** Extracted text follows **
People living in areas with COVID-19 spread should wear masks in shops, workplaces and schools if ventilation is not adequate, the WHO said in new advice
Amid Covid-19 pandemic people living in areas with COVID-19 spread should wear masks in shops, workplaces and schools if ventilation is not adequate, the World Health Organization (WHO) said in new advice issued on Wednesday.
“The use of masks is part of a comprehensive package of the prevention and control measures that can limit the spread of certain respiratory viral diseases, including COVID-19,” WHO had earlier stated.
Health workers could wear N95 masks if available when caring for COVID-19 patients, but the only proven protection is when they are doing aerosol-generating procedures, the UN agency said, updating its previous guidance of June.
World leaders, the top leadership of the UN and vaccine developers will address a two-day, special session of the UN General Assembly on COVID-19 this week and discuss the pandemic’s impact as well as the multi-faceted, coordinated response required to address the greatest global health crisis in decades.
WHO’s announcement came at a time when the novel coronavirus pandemic has infected more than 64 million people and killed over 1.4 million across the world.
To contain the spread of the virus, the world is on its way to prepare for a potential coronavirus vaccine as soon as possible.
** End of Extracted text **
** Given data follows **
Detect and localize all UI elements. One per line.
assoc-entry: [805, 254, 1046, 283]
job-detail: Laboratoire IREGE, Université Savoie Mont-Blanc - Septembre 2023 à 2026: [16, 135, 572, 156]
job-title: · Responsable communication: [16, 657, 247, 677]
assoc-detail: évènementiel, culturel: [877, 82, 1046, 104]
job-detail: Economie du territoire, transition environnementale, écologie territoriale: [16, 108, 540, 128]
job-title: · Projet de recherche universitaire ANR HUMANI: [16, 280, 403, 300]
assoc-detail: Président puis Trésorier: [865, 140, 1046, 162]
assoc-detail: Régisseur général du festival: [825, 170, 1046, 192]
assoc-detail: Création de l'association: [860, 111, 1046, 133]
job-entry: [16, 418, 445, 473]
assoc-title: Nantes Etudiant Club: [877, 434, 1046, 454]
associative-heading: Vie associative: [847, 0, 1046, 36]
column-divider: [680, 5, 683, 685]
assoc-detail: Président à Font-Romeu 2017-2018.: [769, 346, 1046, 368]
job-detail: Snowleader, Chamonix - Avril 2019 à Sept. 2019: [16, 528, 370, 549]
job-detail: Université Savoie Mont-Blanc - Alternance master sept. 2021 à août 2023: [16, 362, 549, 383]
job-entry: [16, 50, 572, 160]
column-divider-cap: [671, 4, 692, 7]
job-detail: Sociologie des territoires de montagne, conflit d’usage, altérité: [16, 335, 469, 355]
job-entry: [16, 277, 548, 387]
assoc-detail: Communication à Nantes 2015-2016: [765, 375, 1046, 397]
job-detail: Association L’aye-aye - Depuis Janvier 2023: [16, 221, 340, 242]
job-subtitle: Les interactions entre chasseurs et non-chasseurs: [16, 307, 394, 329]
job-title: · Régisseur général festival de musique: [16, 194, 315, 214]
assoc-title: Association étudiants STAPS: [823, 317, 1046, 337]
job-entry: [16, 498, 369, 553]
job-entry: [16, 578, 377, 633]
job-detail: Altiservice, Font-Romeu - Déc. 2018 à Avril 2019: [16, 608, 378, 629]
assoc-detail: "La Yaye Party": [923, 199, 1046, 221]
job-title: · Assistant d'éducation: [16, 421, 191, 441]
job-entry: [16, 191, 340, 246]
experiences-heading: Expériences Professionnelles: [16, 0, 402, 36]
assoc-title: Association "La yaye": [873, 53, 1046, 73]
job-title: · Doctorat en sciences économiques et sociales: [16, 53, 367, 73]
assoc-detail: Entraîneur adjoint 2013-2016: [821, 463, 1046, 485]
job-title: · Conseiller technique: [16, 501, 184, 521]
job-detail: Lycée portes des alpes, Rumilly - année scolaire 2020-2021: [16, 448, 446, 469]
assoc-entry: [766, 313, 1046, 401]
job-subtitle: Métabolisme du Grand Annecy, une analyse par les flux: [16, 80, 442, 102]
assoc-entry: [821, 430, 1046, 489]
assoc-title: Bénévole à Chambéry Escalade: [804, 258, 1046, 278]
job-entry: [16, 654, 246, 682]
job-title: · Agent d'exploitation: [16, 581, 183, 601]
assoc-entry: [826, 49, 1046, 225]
** End of Given data **
> Try it:
Carry on the news report about the WHO's updated mask guidance, starting right after its final sentence.

> Answer area:
The UK on Wednesday became the first country to approve the Pfizer/BioNTech vaccine against COVID-19, paving the way for mass vaccinations against the deadly novel coronavirus from as early as next week.
Around 50 hospitals are on standby and vaccination centres in venues such as conference centres are being set up now, with military personnel being deployed to assist with the logistics.
The joint vaccine, produced by American pharmaceutical giant Pfizer and German biotech firm BioNTech, had recently claimed trials suggested it works well in people of all ages, races and ethnicities.
The approval also marks the first time a vaccine based on messenger RNA has reached the market. The new technology essentially transforms the body’s cells into tiny vaccine-making machines, instructing cells to make copies of the coronavirus spike protein, which stimulates the production of protective antibodies.
The Pfizer-BioNTech shot dashed to the head of the queue after delays to the trials of the AstraZeneca-Oxford vaccine, which has also shown promising signs in preliminary results of broad studies. The U.K. partners have faced questions after acknowledging that a lower dosage level that appeared more effective resulted from a manufacturing discrepancy.